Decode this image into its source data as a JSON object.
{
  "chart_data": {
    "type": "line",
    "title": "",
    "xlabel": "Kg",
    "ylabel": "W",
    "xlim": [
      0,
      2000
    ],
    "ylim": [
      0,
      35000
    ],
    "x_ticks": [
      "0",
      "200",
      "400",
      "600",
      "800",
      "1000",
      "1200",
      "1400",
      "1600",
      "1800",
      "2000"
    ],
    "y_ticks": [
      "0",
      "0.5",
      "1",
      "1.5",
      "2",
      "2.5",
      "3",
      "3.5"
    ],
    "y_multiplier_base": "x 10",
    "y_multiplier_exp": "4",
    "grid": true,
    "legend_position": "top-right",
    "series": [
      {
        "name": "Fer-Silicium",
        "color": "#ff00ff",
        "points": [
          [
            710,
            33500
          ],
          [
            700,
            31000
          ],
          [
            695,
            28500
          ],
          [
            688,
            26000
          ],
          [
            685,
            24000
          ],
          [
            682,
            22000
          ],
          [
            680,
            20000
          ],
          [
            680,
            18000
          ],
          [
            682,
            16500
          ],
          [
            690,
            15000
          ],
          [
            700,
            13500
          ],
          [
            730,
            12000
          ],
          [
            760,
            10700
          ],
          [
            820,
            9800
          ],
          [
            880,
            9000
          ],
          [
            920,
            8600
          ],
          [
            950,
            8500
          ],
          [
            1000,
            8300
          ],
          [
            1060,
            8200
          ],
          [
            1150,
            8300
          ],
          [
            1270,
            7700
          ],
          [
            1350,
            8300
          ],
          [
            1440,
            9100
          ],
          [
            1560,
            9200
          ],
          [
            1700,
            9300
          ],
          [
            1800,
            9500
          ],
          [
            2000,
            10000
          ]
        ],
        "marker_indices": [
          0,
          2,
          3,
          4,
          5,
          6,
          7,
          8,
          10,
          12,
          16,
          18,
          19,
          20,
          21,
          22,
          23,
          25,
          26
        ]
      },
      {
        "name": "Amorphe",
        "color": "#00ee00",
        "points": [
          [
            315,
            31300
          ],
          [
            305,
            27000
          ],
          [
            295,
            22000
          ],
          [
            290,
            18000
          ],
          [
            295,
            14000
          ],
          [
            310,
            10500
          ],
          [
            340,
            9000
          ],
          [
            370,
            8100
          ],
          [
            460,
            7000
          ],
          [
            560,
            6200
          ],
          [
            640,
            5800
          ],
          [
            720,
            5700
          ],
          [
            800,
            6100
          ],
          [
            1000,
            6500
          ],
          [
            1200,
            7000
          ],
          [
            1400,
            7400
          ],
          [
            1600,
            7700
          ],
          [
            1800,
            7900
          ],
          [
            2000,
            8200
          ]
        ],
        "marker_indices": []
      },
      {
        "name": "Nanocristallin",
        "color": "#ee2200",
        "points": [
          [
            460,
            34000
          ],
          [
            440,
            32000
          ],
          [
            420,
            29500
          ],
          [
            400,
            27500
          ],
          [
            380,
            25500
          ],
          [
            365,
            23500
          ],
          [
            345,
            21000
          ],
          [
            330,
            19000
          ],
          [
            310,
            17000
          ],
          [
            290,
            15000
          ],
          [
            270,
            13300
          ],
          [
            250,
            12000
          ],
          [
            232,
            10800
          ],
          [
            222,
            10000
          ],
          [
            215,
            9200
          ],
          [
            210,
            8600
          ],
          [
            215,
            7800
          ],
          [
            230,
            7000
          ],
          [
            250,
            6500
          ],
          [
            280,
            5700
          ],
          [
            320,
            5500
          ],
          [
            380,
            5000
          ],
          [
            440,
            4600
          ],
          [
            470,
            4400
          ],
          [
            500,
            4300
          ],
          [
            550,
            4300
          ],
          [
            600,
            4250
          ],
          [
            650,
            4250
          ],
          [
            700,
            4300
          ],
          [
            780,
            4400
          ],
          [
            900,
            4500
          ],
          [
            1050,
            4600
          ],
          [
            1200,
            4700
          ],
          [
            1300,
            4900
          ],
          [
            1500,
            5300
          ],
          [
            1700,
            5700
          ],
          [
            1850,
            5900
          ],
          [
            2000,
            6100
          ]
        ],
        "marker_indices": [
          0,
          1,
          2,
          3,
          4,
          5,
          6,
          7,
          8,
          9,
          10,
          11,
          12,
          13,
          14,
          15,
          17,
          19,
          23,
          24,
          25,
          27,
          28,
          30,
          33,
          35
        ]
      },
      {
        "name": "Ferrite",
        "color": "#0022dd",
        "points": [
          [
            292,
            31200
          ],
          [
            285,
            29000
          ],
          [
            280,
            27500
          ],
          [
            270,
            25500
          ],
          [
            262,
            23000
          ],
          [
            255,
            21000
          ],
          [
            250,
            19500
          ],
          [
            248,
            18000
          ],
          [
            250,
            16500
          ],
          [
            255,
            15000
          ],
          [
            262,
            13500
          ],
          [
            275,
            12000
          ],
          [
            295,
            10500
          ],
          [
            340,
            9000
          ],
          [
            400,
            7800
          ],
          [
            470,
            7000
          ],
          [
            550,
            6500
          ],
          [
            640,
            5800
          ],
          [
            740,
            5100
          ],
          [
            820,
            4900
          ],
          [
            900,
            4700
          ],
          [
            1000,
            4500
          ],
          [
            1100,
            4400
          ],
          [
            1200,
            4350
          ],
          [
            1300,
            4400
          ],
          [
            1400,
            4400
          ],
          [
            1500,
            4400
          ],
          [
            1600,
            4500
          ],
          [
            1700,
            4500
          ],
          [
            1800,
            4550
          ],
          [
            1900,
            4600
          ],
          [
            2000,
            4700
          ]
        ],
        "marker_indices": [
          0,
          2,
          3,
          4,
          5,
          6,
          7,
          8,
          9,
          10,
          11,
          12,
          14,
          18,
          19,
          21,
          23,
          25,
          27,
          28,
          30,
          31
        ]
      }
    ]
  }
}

+++

Work to be completed: Return the whole listing exactly, with every line included.

Task solution:
Decode this image into its source data as a JSON object.
{
  "chart_data": {
    "type": "line",
    "title": "",
    "xlabel": "Kg",
    "ylabel": "W",
    "xlim": [
      0,
      2000
    ],
    "ylim": [
      0,
      35000
    ],
    "x_ticks": [
      "0",
      "200",
      "400",
      "600",
      "800",
      "1000",
      "1200",
      "1400",
      "1600",
      "1800",
      "2000"
    ],
    "y_ticks": [
      "0",
      "0.5",
      "1",
      "1.5",
      "2",
      "2.5",
      "3",
      "3.5"
    ],
    "y_multiplier_base": "x 10",
    "y_multiplier_exp": "4",
    "grid": true,
    "legend_position": "top-right",
    "series": [
      {
        "name": "Fer-Silicium",
        "color": "#ff00ff",
        "points": [
          [
            710,
            33500
          ],
          [
            700,
            31000
          ],
          [
            695,
            28500
          ],
          [
            688,
            26000
          ],
          [
            685,
            24000
          ],
          [
            682,
            22000
          ],
          [
            680,
            20000
          ],
          [
            680,
            18000
          ],
          [
            682,
            16500
          ],
          [
            690,
            15000
          ],
          [
            700,
            13500
          ],
          [
            730,
            12000
          ],
          [
            760,
            10700
          ],
          [
            820,
            9800
          ],
          [
            880,
            9000
          ],
          [
            920,
            8600
          ],
          [
            950,
            8500
          ],
          [
            1000,
            8300
          ],
          [
            1060,
            8200
          ],
          [
            1150,
            8300
          ],
          [
            1270,
            7700
          ],
          [
            1350,
            8300
          ],
          [
            1440,
            9100
          ],
          [
            1560,
            9200
          ],
          [
            1700,
            9300
          ],
          [
            1800,
            9500
          ],
          [
            2000,
            10000
          ]
        ],
        "marker_indices": [
          0,
          2,
          3,
          4,
          5,
          6,
          7,
          8,
          10,
          12,
          16,
          18,
          19,
          20,
          21,
          22,
          23,
          25,
          26
        ]
      },
      {
        "name": "Amorphe",
        "color": "#00ee00",
        "points": [
          [
            315,
            31300
          ],
          [
            305,
            27000
          ],
          [
            295,
            22000
          ],
          [
            290,
            18000
          ],
          [
            295,
            14000
          ],
          [
            310,
            10500
          ],
          [
            340,
            9000
          ],
          [
            370,
            8100
          ],
          [
            460,
            7000
          ],
          [
            560,
            6200
          ],
          [
            640,
            5800
          ],
          [
            720,
            5700
          ],
          [
            800,
            6100
          ],
          [
            1000,
            6500
          ],
          [
            1200,
            7000
          ],
          [
            1400,
            7400
          ],
          [
            1600,
            7700
          ],
          [
            1800,
            7900
          ],
          [
            2000,
            8200
          ]
        ],
        "marker_indices": []
      },
      {
        "name": "Nanocristallin",
        "color": "#ee2200",
        "points": [
          [
            460,
            34000
          ],
          [
            440,
            32000
          ],
          [
            420,
            29500
          ],
          [
            400,
            27500
          ],
          [
            380,
            25500
          ],
          [
            365,
            23500
          ],
          [
            345,
            21000
          ],
          [
            330,
            19000
          ],
          [
            310,
            17000
          ],
          [
            290,
            15000
          ],
          [
            270,
            13300
          ],
          [
            250,
            12000
          ],
          [
            232,
            10800
          ],
          [
            222,
            10000
          ],
          [
            215,
            9200
          ],
          [
            210,
            8600
          ],
          [
            215,
            7800
          ],
          [
            230,
            7000
          ],
          [
            250,
            6500
          ],
          [
            280,
            5700
          ],
          [
            320,
            5500
          ],
          [
            380,
            5000
          ],
          [
            440,
            4600
          ],
          [
            470,
            4400
          ],
          [
            500,
            4300
          ],
          [
            550,
            4300
          ],
          [
            600,
            4250
          ],
          [
            650,
            4250
          ],
          [
            700,
            4300
          ],
          [
            780,
            4400
          ],
          [
            900,
            4500
          ],
          [
            1050,
            4600
          ],
          [
            1200,
            4700
          ],
          [
            1300,
            4900
          ],
          [
            1500,
            5300
          ],
          [
            1700,
            5700
          ],
          [
            1850,
            5900
          ],
          [
            2000,
            6100
          ]
        ],
        "marker_indices": [
          0,
          1,
          2,
          3,
          4,
          5,
          6,
          7,
          8,
          9,
          10,
          11,
          12,
          13,
          14,
          15,
          17,
          19,
          23,
          24,
          25,
          27,
          28,
          30,
          33,
          35
        ]
      },
      {
        "name": "Ferrite",
        "color": "#0022dd",
        "points": [
          [
            292,
            31200
          ],
          [
            285,
            29000
          ],
          [
            280,
            27500
          ],
          [
            270,
            25500
          ],
          [
            262,
            23000
          ],
          [
            255,
            21000
          ],
          [
            250,
            19500
          ],
          [
            248,
            18000
          ],
          [
            250,
            16500
          ],
          [
            255,
            15000
          ],
          [
            262,
            13500
          ],
          [
            275,
            12000
          ],
          [
            295,
            10500
          ],
          [
            340,
            9000
          ],
          [
            400,
            7800
          ],
          [
            470,
            7000
          ],
          [
            550,
            6500
          ],
          [
            640,
            5800
          ],
          [
            740,
            5100
          ],
          [
            820,
            4900
          ],
          [
            900,
            4700
          ],
          [
            1000,
            4500
          ],
          [
            1100,
            4400
          ],
          [
            1200,
            4350
          ],
          [
            1300,
            4400
          ],
          [
            1400,
            4400
          ],
          [
            1500,
            4400
          ],
          [
            1600,
            4500
          ],
          [
            1700,
            4500
          ],
          [
            1800,
            4550
          ],
          [
            1900,
            4600
          ],
          [
            2000,
            4700
          ]
        ],
        "marker_indices": [
          0,
          2,
          3,
          4,
          5,
          6,
          7,
          8,
          9,
          10,
          11,
          12,
          14,
          18,
          19,
          21,
          23,
          25,
          27,
          28,
          30,
          31
        ]
      }
    ]
  }
}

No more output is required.